EXERCISE INSTRUCTIONS |
All of the material below is to be restated word for word, apart from the pictures.

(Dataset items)

▬▬▬▬▬▬

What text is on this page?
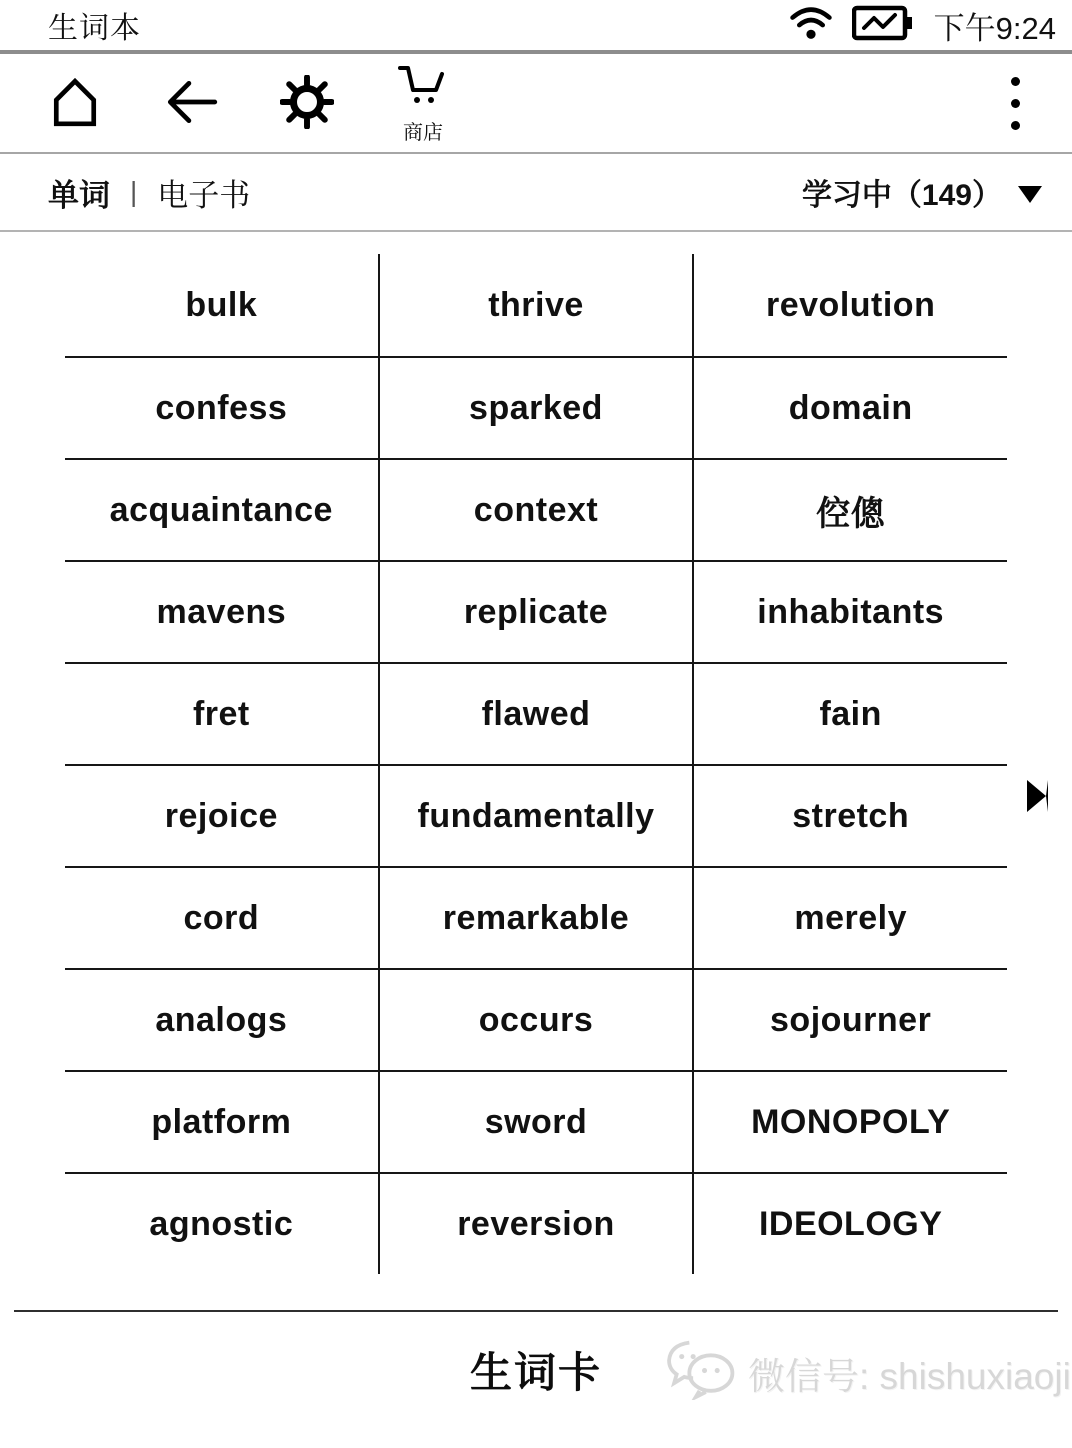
生词本	下午9:24
商店
单词 | 电子书	学习中（149）
bulk	thrive	revolution
confess	sparked	domain
acquaintance	context	倥傯
mavens	replicate	inhabitants
fret	flawed	fain
rejoice	fundamentally	stretch
cord	remarkable	merely
analogs	occurs	sojourner
platform	sword	MONOPOLY
agnostic	reversion	IDEOLOGY
生词卡	微信号: shishuxiaoji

▬▬▬▬▬▬

PROBLEM SOLUTION |
What text is on this page?
生词本	下午9:24
商店
单词 | 电子书	学习中（149）
bulk	thrive	revolution
confess	sparked	domain
acquaintance	context	倥傯
mavens	replicate	inhabitants
fret	flawed	fain
rejoice	fundamentally	stretch
cord	remarkable	merely
analogs	occurs	sojourner
platform	sword	MONOPOLY
agnostic	reversion	IDEOLOGY
生词卡	微信号: shishuxiaoji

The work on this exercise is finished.